__Task description__. Copy every line that holds "loudly".

══════

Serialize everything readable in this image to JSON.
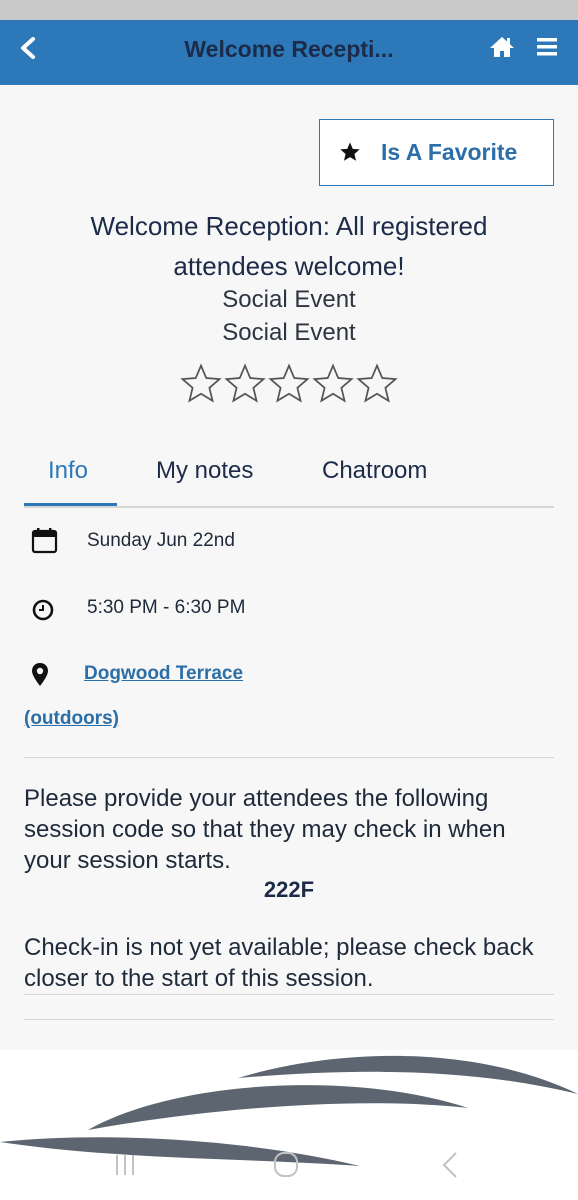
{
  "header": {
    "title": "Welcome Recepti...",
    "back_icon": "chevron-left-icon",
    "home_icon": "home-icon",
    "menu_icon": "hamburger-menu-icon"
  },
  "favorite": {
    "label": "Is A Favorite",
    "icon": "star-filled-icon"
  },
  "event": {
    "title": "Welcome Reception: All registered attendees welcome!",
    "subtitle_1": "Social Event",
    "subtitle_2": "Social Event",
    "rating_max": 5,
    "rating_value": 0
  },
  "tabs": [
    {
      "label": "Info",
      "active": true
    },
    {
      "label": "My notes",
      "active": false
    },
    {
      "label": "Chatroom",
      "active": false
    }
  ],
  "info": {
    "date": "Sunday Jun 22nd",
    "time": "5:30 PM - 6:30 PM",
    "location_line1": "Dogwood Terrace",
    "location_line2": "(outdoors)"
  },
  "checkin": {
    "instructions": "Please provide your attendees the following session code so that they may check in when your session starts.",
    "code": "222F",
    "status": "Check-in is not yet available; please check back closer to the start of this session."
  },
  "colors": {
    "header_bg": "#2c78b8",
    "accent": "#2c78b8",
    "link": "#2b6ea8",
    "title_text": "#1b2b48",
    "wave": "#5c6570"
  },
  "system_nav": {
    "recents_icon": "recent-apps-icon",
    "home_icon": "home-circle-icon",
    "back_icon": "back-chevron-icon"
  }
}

══════

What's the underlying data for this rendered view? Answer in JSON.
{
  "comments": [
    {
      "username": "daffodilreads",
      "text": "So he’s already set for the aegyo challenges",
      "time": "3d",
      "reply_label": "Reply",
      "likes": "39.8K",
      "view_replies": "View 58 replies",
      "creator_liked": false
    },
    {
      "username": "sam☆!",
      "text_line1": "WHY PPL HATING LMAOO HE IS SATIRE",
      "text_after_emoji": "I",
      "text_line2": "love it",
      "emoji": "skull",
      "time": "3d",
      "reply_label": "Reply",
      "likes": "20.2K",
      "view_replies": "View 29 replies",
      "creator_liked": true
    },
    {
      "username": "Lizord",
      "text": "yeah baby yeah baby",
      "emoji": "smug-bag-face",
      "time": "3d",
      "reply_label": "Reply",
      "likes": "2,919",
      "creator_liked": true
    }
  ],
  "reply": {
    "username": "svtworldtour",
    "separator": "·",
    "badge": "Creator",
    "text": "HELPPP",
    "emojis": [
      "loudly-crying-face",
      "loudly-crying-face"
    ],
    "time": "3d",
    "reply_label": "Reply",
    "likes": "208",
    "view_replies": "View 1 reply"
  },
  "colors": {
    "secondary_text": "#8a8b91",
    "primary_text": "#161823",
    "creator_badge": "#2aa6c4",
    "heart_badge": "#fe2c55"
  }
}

══════

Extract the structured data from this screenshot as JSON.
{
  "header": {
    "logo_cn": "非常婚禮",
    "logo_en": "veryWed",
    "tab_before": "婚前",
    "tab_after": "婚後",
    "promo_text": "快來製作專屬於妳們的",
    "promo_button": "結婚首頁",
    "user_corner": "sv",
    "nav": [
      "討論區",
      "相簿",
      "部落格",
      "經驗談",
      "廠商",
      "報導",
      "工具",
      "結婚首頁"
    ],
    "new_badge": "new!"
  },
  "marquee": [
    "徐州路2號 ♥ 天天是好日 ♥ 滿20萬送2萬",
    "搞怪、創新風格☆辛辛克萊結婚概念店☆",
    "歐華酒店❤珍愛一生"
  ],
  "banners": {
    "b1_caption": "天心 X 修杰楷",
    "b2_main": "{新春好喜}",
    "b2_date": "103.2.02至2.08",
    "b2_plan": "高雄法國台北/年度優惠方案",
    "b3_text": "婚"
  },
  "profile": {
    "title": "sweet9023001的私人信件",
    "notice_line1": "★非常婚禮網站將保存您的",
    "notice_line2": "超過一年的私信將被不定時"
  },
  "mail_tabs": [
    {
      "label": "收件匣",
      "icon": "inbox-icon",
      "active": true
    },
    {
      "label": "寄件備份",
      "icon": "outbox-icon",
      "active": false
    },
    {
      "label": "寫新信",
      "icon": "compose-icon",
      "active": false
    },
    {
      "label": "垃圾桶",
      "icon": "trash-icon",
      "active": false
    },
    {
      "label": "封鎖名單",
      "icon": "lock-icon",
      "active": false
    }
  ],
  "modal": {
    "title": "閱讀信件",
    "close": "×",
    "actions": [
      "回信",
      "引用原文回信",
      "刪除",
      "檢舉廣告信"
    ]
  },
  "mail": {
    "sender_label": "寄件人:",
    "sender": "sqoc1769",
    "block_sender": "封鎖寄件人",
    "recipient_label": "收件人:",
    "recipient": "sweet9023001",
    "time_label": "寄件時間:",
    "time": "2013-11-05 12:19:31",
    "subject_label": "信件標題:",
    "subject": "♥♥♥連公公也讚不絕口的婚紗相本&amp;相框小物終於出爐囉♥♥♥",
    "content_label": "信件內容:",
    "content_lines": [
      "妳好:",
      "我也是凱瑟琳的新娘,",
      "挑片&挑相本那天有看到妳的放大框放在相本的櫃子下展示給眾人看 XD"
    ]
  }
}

══════

__Exercise solution__.
      "loudly-crying-face",
      "loudly-crying-face"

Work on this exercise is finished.